━━━━━ Data shown ━━━━━

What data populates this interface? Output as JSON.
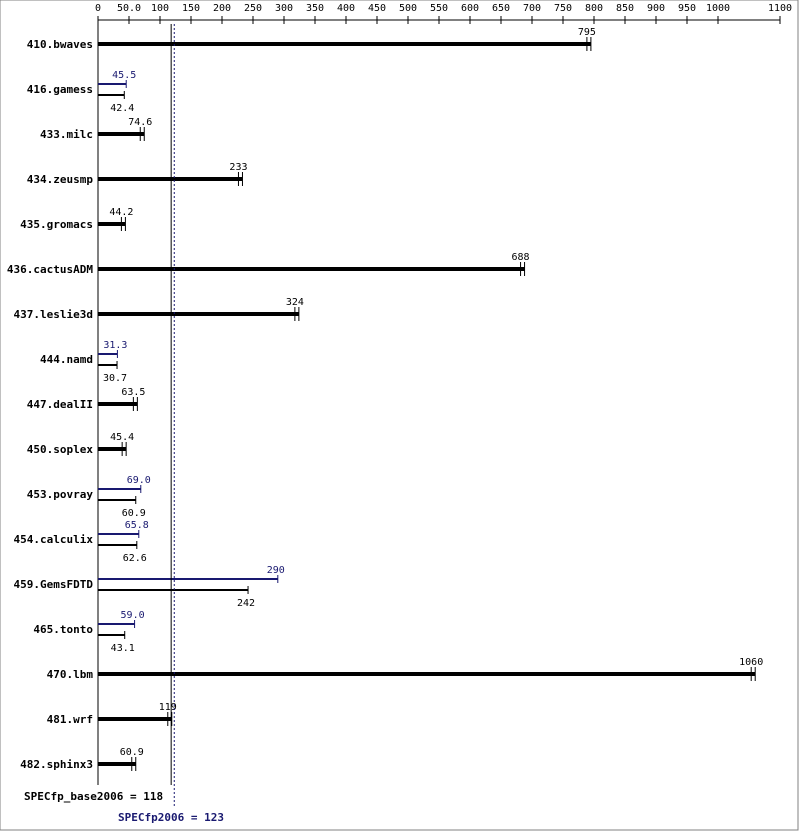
{
  "chart_data": {
    "type": "bar",
    "xlim": [
      0,
      1100
    ],
    "x_ticks": [
      0,
      50.0,
      100,
      150,
      200,
      250,
      300,
      350,
      400,
      450,
      500,
      550,
      600,
      650,
      700,
      750,
      800,
      850,
      900,
      950,
      1000,
      1100
    ],
    "x_tick_labels": [
      "0",
      "50.0",
      "100",
      "150",
      "200",
      "250",
      "300",
      "350",
      "400",
      "450",
      "500",
      "550",
      "600",
      "650",
      "700",
      "750",
      "800",
      "850",
      "900",
      "950",
      "1000",
      "1100"
    ],
    "categories": [
      "410.bwaves",
      "416.gamess",
      "433.milc",
      "434.zeusmp",
      "435.gromacs",
      "436.cactusADM",
      "437.leslie3d",
      "444.namd",
      "447.dealII",
      "450.soplex",
      "453.povray",
      "454.calculix",
      "459.GemsFDTD",
      "465.tonto",
      "470.lbm",
      "481.wrf",
      "482.sphinx3"
    ],
    "series": [
      {
        "name": "base",
        "values": [
          795,
          42.4,
          74.6,
          233,
          44.2,
          688,
          324,
          30.7,
          63.5,
          45.4,
          60.9,
          62.6,
          242,
          43.1,
          1060,
          119,
          60.9
        ],
        "labels": [
          "795",
          "42.4",
          "74.6",
          "233",
          "44.2",
          "688",
          "324",
          "30.7",
          "63.5",
          "45.4",
          "60.9",
          "62.6",
          "242",
          "43.1",
          "1060",
          "119",
          "60.9"
        ]
      },
      {
        "name": "peak",
        "values": [
          null,
          45.5,
          null,
          null,
          null,
          null,
          null,
          31.3,
          null,
          null,
          69.0,
          65.8,
          290,
          59.0,
          null,
          null,
          null
        ],
        "labels": [
          null,
          "45.5",
          null,
          null,
          null,
          null,
          null,
          "31.3",
          null,
          null,
          "69.0",
          "65.8",
          "290",
          "59.0",
          null,
          null,
          null
        ]
      }
    ],
    "reference_lines": [
      {
        "name": "base",
        "value": 118,
        "label": "SPECfp_base2006 = 118"
      },
      {
        "name": "peak",
        "value": 123,
        "label": "SPECfp2006 = 123"
      }
    ],
    "colors": {
      "base": "#000000",
      "peak": "#191970",
      "axis": "#000000"
    },
    "grid": false
  }
}
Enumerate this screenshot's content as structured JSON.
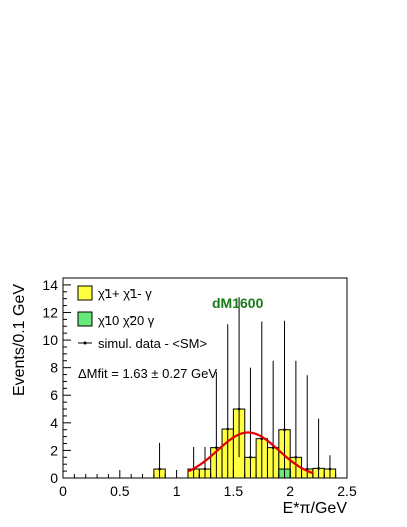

━━━━━

▶ What you will do:
Where a line holds "JSON", copy that line.

▶ Solved problem:
What data populates this interface? Output as JSON.
Enumerate this screenshot's content as structured JSON.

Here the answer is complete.